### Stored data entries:
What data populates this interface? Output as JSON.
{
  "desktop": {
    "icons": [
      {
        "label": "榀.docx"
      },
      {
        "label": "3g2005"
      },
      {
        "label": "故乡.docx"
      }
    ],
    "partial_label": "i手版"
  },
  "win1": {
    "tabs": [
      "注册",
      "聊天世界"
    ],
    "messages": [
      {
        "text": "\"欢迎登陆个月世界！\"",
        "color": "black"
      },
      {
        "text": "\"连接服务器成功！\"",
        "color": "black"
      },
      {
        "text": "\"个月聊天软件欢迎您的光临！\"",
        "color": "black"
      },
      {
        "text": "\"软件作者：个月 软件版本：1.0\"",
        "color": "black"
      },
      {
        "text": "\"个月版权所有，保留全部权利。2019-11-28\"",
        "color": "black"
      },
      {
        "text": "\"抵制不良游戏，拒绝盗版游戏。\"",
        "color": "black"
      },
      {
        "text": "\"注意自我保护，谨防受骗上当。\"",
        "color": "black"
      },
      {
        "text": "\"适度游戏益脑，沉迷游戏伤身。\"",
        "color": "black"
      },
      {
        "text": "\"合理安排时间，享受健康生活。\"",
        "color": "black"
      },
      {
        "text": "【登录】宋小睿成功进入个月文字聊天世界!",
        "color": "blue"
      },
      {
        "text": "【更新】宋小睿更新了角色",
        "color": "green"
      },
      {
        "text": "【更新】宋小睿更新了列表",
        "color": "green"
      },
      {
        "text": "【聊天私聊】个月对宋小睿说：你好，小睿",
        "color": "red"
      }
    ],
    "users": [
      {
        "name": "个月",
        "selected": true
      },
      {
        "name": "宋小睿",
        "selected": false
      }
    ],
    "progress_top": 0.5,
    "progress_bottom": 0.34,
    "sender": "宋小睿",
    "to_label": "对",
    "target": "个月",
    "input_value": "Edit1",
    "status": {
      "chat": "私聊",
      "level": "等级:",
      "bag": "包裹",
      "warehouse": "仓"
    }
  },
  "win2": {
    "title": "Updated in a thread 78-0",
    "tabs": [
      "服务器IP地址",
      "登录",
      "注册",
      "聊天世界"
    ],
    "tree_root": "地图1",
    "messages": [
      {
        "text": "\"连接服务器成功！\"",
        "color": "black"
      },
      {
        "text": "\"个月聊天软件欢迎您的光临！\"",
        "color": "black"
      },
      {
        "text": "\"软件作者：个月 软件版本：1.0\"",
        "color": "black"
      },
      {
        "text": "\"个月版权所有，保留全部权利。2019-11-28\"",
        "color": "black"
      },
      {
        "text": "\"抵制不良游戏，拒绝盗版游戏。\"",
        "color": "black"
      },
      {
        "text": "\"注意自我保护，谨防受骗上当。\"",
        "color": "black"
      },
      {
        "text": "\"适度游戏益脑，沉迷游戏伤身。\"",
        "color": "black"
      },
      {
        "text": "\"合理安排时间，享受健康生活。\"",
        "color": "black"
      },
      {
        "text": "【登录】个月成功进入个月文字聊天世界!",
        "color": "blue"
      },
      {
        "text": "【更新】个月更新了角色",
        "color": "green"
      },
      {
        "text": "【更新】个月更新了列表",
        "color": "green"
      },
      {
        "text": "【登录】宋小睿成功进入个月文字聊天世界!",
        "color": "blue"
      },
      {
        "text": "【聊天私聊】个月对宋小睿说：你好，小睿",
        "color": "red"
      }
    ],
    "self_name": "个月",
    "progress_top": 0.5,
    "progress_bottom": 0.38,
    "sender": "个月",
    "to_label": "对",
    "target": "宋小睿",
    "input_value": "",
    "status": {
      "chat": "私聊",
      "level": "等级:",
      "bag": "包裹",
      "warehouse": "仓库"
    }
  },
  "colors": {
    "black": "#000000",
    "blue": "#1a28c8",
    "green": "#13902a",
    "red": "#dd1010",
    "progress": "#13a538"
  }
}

### Description of the task:
Retype the listing exactly, in full.

### Complete output:
What data populates this interface? Output as JSON.
{
  "desktop": {
    "icons": [
      {
        "label": "榀.docx"
      },
      {
        "label": "3g2005"
      },
      {
        "label": "故乡.docx"
      }
    ],
    "partial_label": "i手版"
  },
  "win1": {
    "tabs": [
      "注册",
      "聊天世界"
    ],
    "messages": [
      {
        "text": "\"欢迎登陆个月世界！\"",
        "color": "black"
      },
      {
        "text": "\"连接服务器成功！\"",
        "color": "black"
      },
      {
        "text": "\"个月聊天软件欢迎您的光临！\"",
        "color": "black"
      },
      {
        "text": "\"软件作者：个月 软件版本：1.0\"",
        "color": "black"
      },
      {
        "text": "\"个月版权所有，保留全部权利。2019-11-28\"",
        "color": "black"
      },
      {
        "text": "\"抵制不良游戏，拒绝盗版游戏。\"",
        "color": "black"
      },
      {
        "text": "\"注意自我保护，谨防受骗上当。\"",
        "color": "black"
      },
      {
        "text": "\"适度游戏益脑，沉迷游戏伤身。\"",
        "color": "black"
      },
      {
        "text": "\"合理安排时间，享受健康生活。\"",
        "color": "black"
      },
      {
        "text": "【登录】宋小睿成功进入个月文字聊天世界!",
        "color": "blue"
      },
      {
        "text": "【更新】宋小睿更新了角色",
        "color": "green"
      },
      {
        "text": "【更新】宋小睿更新了列表",
        "color": "green"
      },
      {
        "text": "【聊天私聊】个月对宋小睿说：你好，小睿",
        "color": "red"
      }
    ],
    "users": [
      {
        "name": "个月",
        "selected": true
      },
      {
        "name": "宋小睿",
        "selected": false
      }
    ],
    "progress_top": 0.5,
    "progress_bottom": 0.34,
    "sender": "宋小睿",
    "to_label": "对",
    "target": "个月",
    "input_value": "Edit1",
    "status": {
      "chat": "私聊",
      "level": "等级:",
      "bag": "包裹",
      "warehouse": "仓"
    }
  },
  "win2": {
    "title": "Updated in a thread 78-0",
    "tabs": [
      "服务器IP地址",
      "登录",
      "注册",
      "聊天世界"
    ],
    "tree_root": "地图1",
    "messages": [
      {
        "text": "\"连接服务器成功！\"",
        "color": "black"
      },
      {
        "text": "\"个月聊天软件欢迎您的光临！\"",
        "color": "black"
      },
      {
        "text": "\"软件作者：个月 软件版本：1.0\"",
        "color": "black"
      },
      {
        "text": "\"个月版权所有，保留全部权利。2019-11-28\"",
        "color": "black"
      },
      {
        "text": "\"抵制不良游戏，拒绝盗版游戏。\"",
        "color": "black"
      },
      {
        "text": "\"注意自我保护，谨防受骗上当。\"",
        "color": "black"
      },
      {
        "text": "\"适度游戏益脑，沉迷游戏伤身。\"",
        "color": "black"
      },
      {
        "text": "\"合理安排时间，享受健康生活。\"",
        "color": "black"
      },
      {
        "text": "【登录】个月成功进入个月文字聊天世界!",
        "color": "blue"
      },
      {
        "text": "【更新】个月更新了角色",
        "color": "green"
      },
      {
        "text": "【更新】个月更新了列表",
        "color": "green"
      },
      {
        "text": "【登录】宋小睿成功进入个月文字聊天世界!",
        "color": "blue"
      },
      {
        "text": "【聊天私聊】个月对宋小睿说：你好，小睿",
        "color": "red"
      }
    ],
    "self_name": "个月",
    "progress_top": 0.5,
    "progress_bottom": 0.38,
    "sender": "个月",
    "to_label": "对",
    "target": "宋小睿",
    "input_value": "",
    "status": {
      "chat": "私聊",
      "level": "等级:",
      "bag": "包裹",
      "warehouse": "仓库"
    }
  },
  "colors": {
    "black": "#000000",
    "blue": "#1a28c8",
    "green": "#13902a",
    "red": "#dd1010",
    "progress": "#13a538"
  }
}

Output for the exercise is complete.